# DIRECTIONS FOR THIS TASK
Among the lines below, count those with "HOURS". Give the total alone.

Stored items
• • • •
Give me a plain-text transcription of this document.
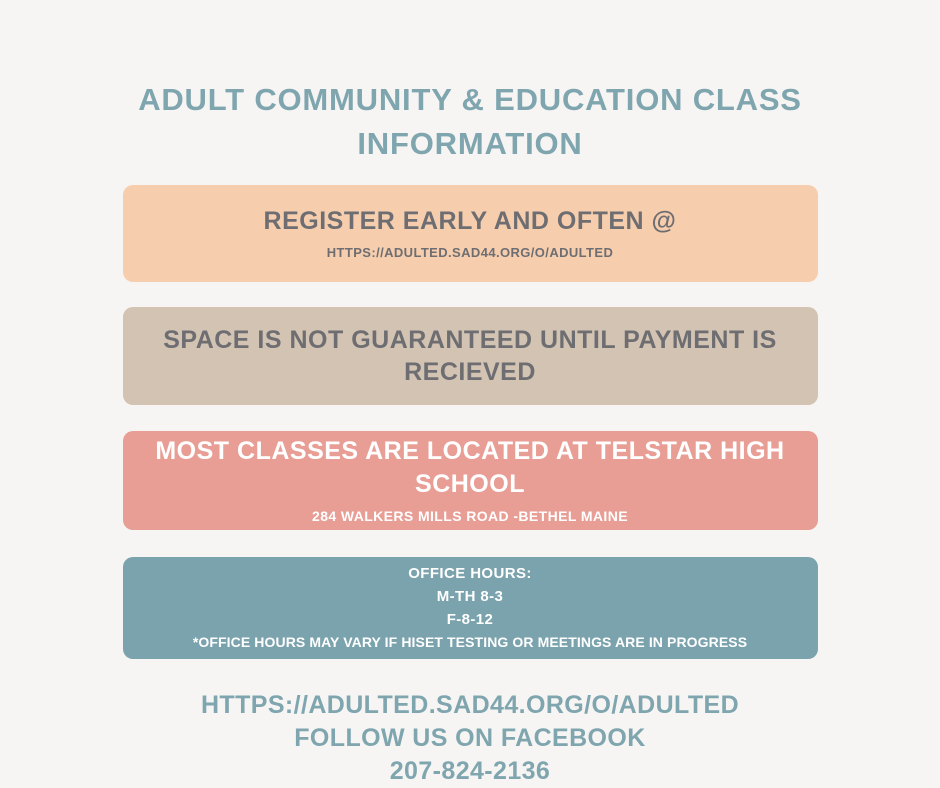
ADULT COMMUNITY & EDUCATION CLASS INFORMATION
REGISTER EARLY AND OFTEN @
HTTPS://ADULTED.SAD44.ORG/O/ADULTED
SPACE IS NOT GUARANTEED UNTIL PAYMENT IS RECIEVED
MOST CLASSES ARE LOCATED AT TELSTAR HIGH SCHOOL
284 WALKERS MILLS ROAD -BETHEL MAINE
OFFICE HOURS:
M-TH 8-3
F-8-12
*OFFICE HOURS MAY VARY IF HISET TESTING OR MEETINGS ARE IN PROGRESS
HTTPS://ADULTED.SAD44.ORG/O/ADULTED
FOLLOW US ON FACEBOOK
207-824-2136
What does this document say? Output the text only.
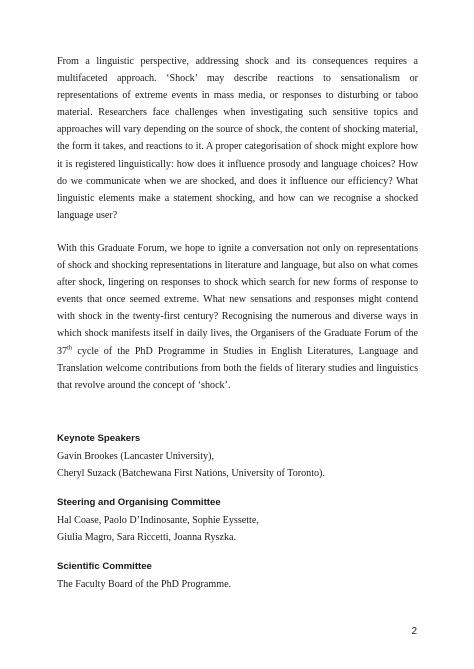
From a linguistic perspective, addressing shock and its consequences requires a multifaceted approach. ‘Shock’ may describe reactions to sensationalism or representations of extreme events in mass media, or responses to disturbing or taboo material. Researchers face challenges when investigating such sensitive topics and approaches will vary depending on the source of shock, the content of shocking material, the form it takes, and reactions to it. A proper categorisation of shock might explore how it is registered linguistically: how does it influence prosody and language choices? How do we communicate when we are shocked, and does it influence our efficiency? What linguistic elements make a statement shocking, and how can we recognise a shocked language user?

With this Graduate Forum, we hope to ignite a conversation not only on representations of shock and shocking representations in literature and language, but also on what comes after shock, lingering on responses to shock which search for new forms of response to events that once seemed extreme. What new sensations and responses might contend with shock in the twenty-first century? Recognising the numerous and diverse ways in which shock manifests itself in daily lives, the Organisers of the Graduate Forum of the 37th cycle of the PhD Programme in Studies in English Literatures, Language and Translation welcome contributions from both the fields of literary studies and linguistics that revolve around the concept of ‘shock’.

Keynote Speakers

Gavin Brookes (Lancaster University),

Cheryl Suzack (Batchewana First Nations, University of Toronto).

Steering and Organising Committee

Hal Coase, Paolo D’Indinosante, Sophie Eyssette,

Giulia Magro, Sara Riccetti, Joanna Ryszka.

Scientific Committee

The Faculty Board of the PhD Programme.

2
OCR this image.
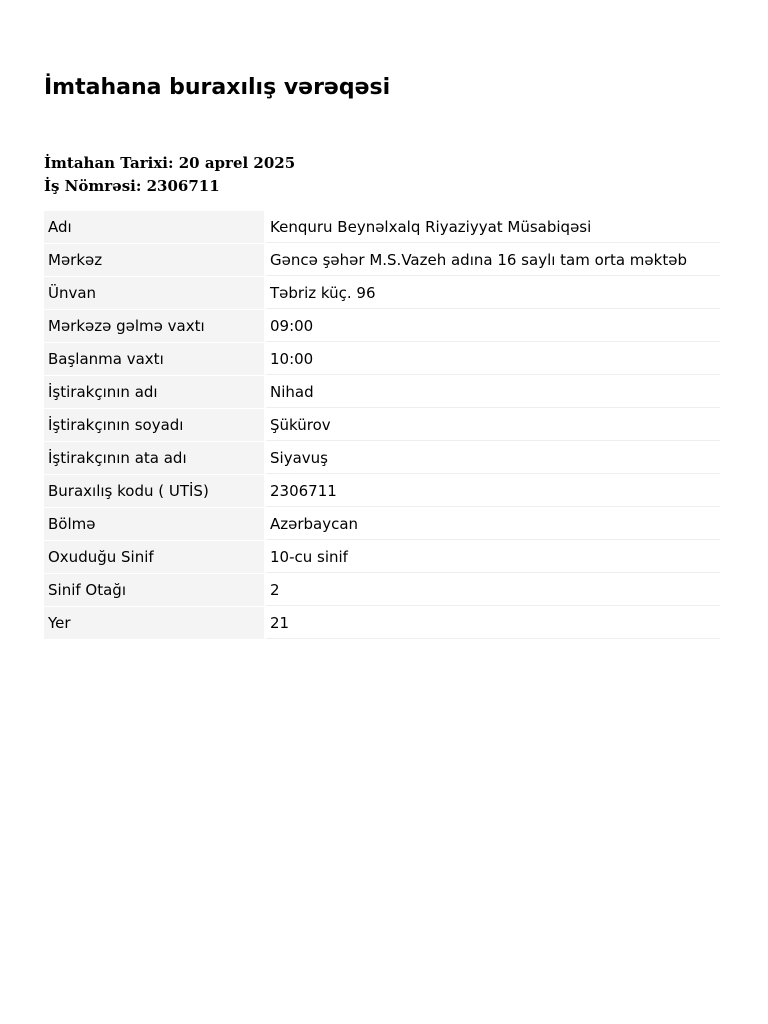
İmtahana buraxılış vərəqəsi
İmtahan Tarixi: 20 aprel 2025
İş Nömrəsi: 2306711
Adı		Kenquru Beynəlxalq Riyaziyyat Müsabiqəsi
Mərkəz		Gəncə şəhər M.S.Vazeh adına 16 saylı tam orta məktəb
Ünvan		Təbriz küç. 96
Mərkəzə gəlmə vaxtı		09:00
Başlanma vaxtı		10:00
İştirakçının adı		Nihad
İştirakçının soyadı		Şükürov
İştirakçının ata adı		Siyavuş
Buraxılış kodu ( UTİS)		2306711
Bölmə		Azərbaycan
Oxuduğu Sinif		10-cu sinif
Sinif Otağı		2
Yer		21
• • • •
# SOLUTION
2